**SET EXERCISE**
Your task is to print all of the data word for word.
=-=-=-=-=
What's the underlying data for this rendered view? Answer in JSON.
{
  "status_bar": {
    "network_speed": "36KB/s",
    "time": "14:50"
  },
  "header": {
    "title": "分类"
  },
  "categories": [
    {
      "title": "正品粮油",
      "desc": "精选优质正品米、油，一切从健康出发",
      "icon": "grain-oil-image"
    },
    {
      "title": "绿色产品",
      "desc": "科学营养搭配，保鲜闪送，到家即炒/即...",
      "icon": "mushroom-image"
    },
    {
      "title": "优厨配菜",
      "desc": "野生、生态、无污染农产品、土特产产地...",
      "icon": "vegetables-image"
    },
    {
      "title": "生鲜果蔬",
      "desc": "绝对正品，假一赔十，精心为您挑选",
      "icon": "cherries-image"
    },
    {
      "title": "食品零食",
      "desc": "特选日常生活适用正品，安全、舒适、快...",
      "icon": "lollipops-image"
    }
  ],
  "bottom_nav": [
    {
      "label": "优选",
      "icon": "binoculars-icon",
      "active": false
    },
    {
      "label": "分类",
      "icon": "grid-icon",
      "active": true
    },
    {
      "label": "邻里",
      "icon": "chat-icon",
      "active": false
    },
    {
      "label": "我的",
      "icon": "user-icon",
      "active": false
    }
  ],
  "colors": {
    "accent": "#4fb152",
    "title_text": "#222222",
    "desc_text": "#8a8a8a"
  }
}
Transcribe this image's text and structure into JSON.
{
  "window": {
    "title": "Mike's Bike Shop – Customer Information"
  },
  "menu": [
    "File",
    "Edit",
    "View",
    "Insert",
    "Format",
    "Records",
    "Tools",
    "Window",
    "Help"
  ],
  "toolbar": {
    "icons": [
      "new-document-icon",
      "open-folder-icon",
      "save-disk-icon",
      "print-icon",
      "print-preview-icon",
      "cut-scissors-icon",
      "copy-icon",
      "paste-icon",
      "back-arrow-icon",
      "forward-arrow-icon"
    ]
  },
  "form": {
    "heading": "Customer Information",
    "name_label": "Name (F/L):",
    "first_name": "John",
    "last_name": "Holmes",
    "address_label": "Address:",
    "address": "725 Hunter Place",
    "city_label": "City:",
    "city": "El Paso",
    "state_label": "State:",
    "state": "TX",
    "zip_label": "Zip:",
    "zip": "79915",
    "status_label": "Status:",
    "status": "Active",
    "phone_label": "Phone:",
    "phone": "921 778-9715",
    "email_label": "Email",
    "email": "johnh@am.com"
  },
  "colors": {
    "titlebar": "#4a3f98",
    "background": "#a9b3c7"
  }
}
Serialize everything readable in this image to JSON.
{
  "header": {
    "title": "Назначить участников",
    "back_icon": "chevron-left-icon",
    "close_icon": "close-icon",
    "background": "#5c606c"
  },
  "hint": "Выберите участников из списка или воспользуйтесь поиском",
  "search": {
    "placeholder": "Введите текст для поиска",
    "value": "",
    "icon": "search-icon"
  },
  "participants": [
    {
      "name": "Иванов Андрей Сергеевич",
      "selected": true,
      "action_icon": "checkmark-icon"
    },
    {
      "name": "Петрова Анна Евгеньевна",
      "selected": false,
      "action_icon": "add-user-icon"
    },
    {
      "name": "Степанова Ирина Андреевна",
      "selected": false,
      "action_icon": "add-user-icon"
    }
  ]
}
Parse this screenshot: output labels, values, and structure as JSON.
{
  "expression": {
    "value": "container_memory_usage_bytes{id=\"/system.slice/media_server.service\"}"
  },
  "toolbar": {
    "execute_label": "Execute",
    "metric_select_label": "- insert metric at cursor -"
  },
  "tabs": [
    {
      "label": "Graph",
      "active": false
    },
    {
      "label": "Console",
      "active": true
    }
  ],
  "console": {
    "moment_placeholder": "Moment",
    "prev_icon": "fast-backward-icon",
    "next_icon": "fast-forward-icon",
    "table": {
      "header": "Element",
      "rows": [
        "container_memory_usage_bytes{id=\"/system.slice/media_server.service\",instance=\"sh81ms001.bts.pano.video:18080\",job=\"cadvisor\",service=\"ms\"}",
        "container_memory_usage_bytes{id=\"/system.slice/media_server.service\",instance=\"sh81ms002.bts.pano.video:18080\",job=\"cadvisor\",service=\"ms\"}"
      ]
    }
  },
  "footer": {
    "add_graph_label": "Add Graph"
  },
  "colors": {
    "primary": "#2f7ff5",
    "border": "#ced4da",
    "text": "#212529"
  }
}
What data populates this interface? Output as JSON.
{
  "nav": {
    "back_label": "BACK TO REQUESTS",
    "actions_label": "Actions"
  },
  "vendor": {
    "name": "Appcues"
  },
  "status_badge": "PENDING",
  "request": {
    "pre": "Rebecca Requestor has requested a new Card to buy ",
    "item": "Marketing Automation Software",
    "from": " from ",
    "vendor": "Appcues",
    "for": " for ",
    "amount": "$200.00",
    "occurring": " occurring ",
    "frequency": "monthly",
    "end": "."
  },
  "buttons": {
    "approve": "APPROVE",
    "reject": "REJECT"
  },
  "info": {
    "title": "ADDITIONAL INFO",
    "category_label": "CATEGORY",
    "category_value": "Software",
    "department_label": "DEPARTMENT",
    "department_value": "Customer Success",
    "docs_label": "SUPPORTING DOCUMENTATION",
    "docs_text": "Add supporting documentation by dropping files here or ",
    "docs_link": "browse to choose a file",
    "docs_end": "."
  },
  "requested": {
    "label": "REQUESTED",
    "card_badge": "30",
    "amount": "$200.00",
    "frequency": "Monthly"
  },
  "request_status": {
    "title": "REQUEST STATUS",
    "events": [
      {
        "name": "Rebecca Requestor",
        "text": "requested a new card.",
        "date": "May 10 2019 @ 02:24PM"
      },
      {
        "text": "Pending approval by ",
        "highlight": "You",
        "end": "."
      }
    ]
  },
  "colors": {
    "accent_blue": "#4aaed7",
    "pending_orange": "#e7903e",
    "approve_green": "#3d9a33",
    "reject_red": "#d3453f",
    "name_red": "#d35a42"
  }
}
=-=-=-=-=
**ANSWER TO THIS TASK**
What's the underlying data for this rendered view? Answer in JSON.
{
  "status_bar": {
    "network_speed": "36KB/s",
    "time": "14:50"
  },
  "header": {
    "title": "分类"
  },
  "categories": [
    {
      "title": "正品粮油",
      "desc": "精选优质正品米、油，一切从健康出发",
      "icon": "grain-oil-image"
    },
    {
      "title": "绿色产品",
      "desc": "科学营养搭配，保鲜闪送，到家即炒/即...",
      "icon": "mushroom-image"
    },
    {
      "title": "优厨配菜",
      "desc": "野生、生态、无污染农产品、土特产产地...",
      "icon": "vegetables-image"
    },
    {
      "title": "生鲜果蔬",
      "desc": "绝对正品，假一赔十，精心为您挑选",
      "icon": "cherries-image"
    },
    {
      "title": "食品零食",
      "desc": "特选日常生活适用正品，安全、舒适、快...",
      "icon": "lollipops-image"
    }
  ],
  "bottom_nav": [
    {
      "label": "优选",
      "icon": "binoculars-icon",
      "active": false
    },
    {
      "label": "分类",
      "icon": "grid-icon",
      "active": true
    },
    {
      "label": "邻里",
      "icon": "chat-icon",
      "active": false
    },
    {
      "label": "我的",
      "icon": "user-icon",
      "active": false
    }
  ],
  "colors": {
    "accent": "#4fb152",
    "title_text": "#222222",
    "desc_text": "#8a8a8a"
  }
}
Transcribe this image's text and structure into JSON.
{
  "window": {
    "title": "Mike's Bike Shop – Customer Information"
  },
  "menu": [
    "File",
    "Edit",
    "View",
    "Insert",
    "Format",
    "Records",
    "Tools",
    "Window",
    "Help"
  ],
  "toolbar": {
    "icons": [
      "new-document-icon",
      "open-folder-icon",
      "save-disk-icon",
      "print-icon",
      "print-preview-icon",
      "cut-scissors-icon",
      "copy-icon",
      "paste-icon",
      "back-arrow-icon",
      "forward-arrow-icon"
    ]
  },
  "form": {
    "heading": "Customer Information",
    "name_label": "Name (F/L):",
    "first_name": "John",
    "last_name": "Holmes",
    "address_label": "Address:",
    "address": "725 Hunter Place",
    "city_label": "City:",
    "city": "El Paso",
    "state_label": "State:",
    "state": "TX",
    "zip_label": "Zip:",
    "zip": "79915",
    "status_label": "Status:",
    "status": "Active",
    "phone_label": "Phone:",
    "phone": "921 778-9715",
    "email_label": "Email",
    "email": "johnh@am.com"
  },
  "colors": {
    "titlebar": "#4a3f98",
    "background": "#a9b3c7"
  }
}
Serialize everything readable in this image to JSON.
{
  "header": {
    "title": "Назначить участников",
    "back_icon": "chevron-left-icon",
    "close_icon": "close-icon",
    "background": "#5c606c"
  },
  "hint": "Выберите участников из списка или воспользуйтесь поиском",
  "search": {
    "placeholder": "Введите текст для поиска",
    "value": "",
    "icon": "search-icon"
  },
  "participants": [
    {
      "name": "Иванов Андрей Сергеевич",
      "selected": true,
      "action_icon": "checkmark-icon"
    },
    {
      "name": "Петрова Анна Евгеньевна",
      "selected": false,
      "action_icon": "add-user-icon"
    },
    {
      "name": "Степанова Ирина Андреевна",
      "selected": false,
      "action_icon": "add-user-icon"
    }
  ]
}
Parse this screenshot: output labels, values, and structure as JSON.
{
  "expression": {
    "value": "container_memory_usage_bytes{id=\"/system.slice/media_server.service\"}"
  },
  "toolbar": {
    "execute_label": "Execute",
    "metric_select_label": "- insert metric at cursor -"
  },
  "tabs": [
    {
      "label": "Graph",
      "active": false
    },
    {
      "label": "Console",
      "active": true
    }
  ],
  "console": {
    "moment_placeholder": "Moment",
    "prev_icon": "fast-backward-icon",
    "next_icon": "fast-forward-icon",
    "table": {
      "header": "Element",
      "rows": [
        "container_memory_usage_bytes{id=\"/system.slice/media_server.service\",instance=\"sh81ms001.bts.pano.video:18080\",job=\"cadvisor\",service=\"ms\"}",
        "container_memory_usage_bytes{id=\"/system.slice/media_server.service\",instance=\"sh81ms002.bts.pano.video:18080\",job=\"cadvisor\",service=\"ms\"}"
      ]
    }
  },
  "footer": {
    "add_graph_label": "Add Graph"
  },
  "colors": {
    "primary": "#2f7ff5",
    "border": "#ced4da",
    "text": "#212529"
  }
}
What data populates this interface? Output as JSON.
{
  "nav": {
    "back_label": "BACK TO REQUESTS",
    "actions_label": "Actions"
  },
  "vendor": {
    "name": "Appcues"
  },
  "status_badge": "PENDING",
  "request": {
    "pre": "Rebecca Requestor has requested a new Card to buy ",
    "item": "Marketing Automation Software",
    "from": " from ",
    "vendor": "Appcues",
    "for": " for ",
    "amount": "$200.00",
    "occurring": " occurring ",
    "frequency": "monthly",
    "end": "."
  },
  "buttons": {
    "approve": "APPROVE",
    "reject": "REJECT"
  },
  "info": {
    "title": "ADDITIONAL INFO",
    "category_label": "CATEGORY",
    "category_value": "Software",
    "department_label": "DEPARTMENT",
    "department_value": "Customer Success",
    "docs_label": "SUPPORTING DOCUMENTATION",
    "docs_text": "Add supporting documentation by dropping files here or ",
    "docs_link": "browse to choose a file",
    "docs_end": "."
  },
  "requested": {
    "label": "REQUESTED",
    "card_badge": "30",
    "amount": "$200.00",
    "frequency": "Monthly"
  },
  "request_status": {
    "title": "REQUEST STATUS",
    "events": [
      {
        "name": "Rebecca Requestor",
        "text": "requested a new card.",
        "date": "May 10 2019 @ 02:24PM"
      },
      {
        "text": "Pending approval by ",
        "highlight": "You",
        "end": "."
      }
    ]
  },
  "colors": {
    "accent_blue": "#4aaed7",
    "pending_orange": "#e7903e",
    "approve_green": "#3d9a33",
    "reject_red": "#d3453f",
    "name_red": "#d35a42"
  }
}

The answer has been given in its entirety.